- **Records shown**:
-=-=-=-=-

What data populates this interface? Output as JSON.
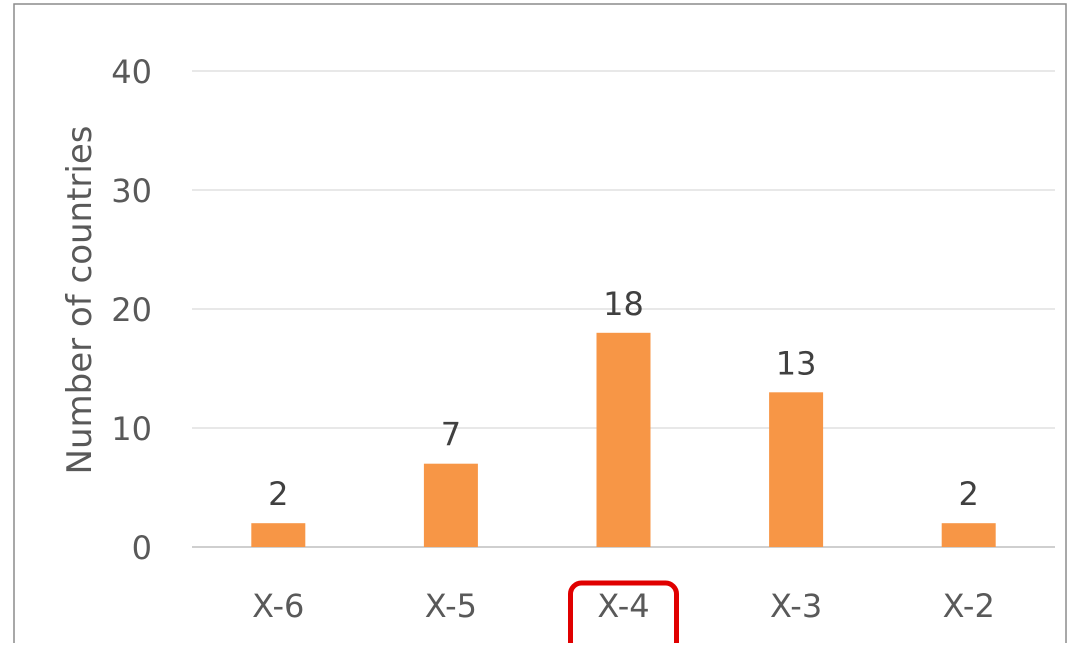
{
  "chart_data": {
    "type": "bar",
    "categories": [
      "X-6",
      "X-5",
      "X-4",
      "X-3",
      "X-2"
    ],
    "values": [
      2,
      7,
      18,
      13,
      2
    ],
    "title": "",
    "xlabel": "",
    "ylabel": "Number of countries",
    "ylim": [
      0,
      40
    ],
    "yticks": [
      0,
      10,
      20,
      30,
      40
    ],
    "grid": true,
    "legend": "none",
    "highlighted_category": "X-4"
  },
  "colors": {
    "bar": "#F79646",
    "highlight_box": "#E00000",
    "grid": "#D9D9D9",
    "axis": "#BFBFBF",
    "text": "#595959",
    "frame": "#8C8C8C"
  }
}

-=-=-=-=-

- **Problem statement**: Please write out all of the material above without changing a word, and omit any pictures.

- **Exercise solution**:
What data populates this interface? Output as JSON.
{
  "chart_data": {
    "type": "bar",
    "categories": [
      "X-6",
      "X-5",
      "X-4",
      "X-3",
      "X-2"
    ],
    "values": [
      2,
      7,
      18,
      13,
      2
    ],
    "title": "",
    "xlabel": "",
    "ylabel": "Number of countries",
    "ylim": [
      0,
      40
    ],
    "yticks": [
      0,
      10,
      20,
      30,
      40
    ],
    "grid": true,
    "legend": "none",
    "highlighted_category": "X-4"
  },
  "colors": {
    "bar": "#F79646",
    "highlight_box": "#E00000",
    "grid": "#D9D9D9",
    "axis": "#BFBFBF",
    "text": "#595959",
    "frame": "#8C8C8C"
  }
}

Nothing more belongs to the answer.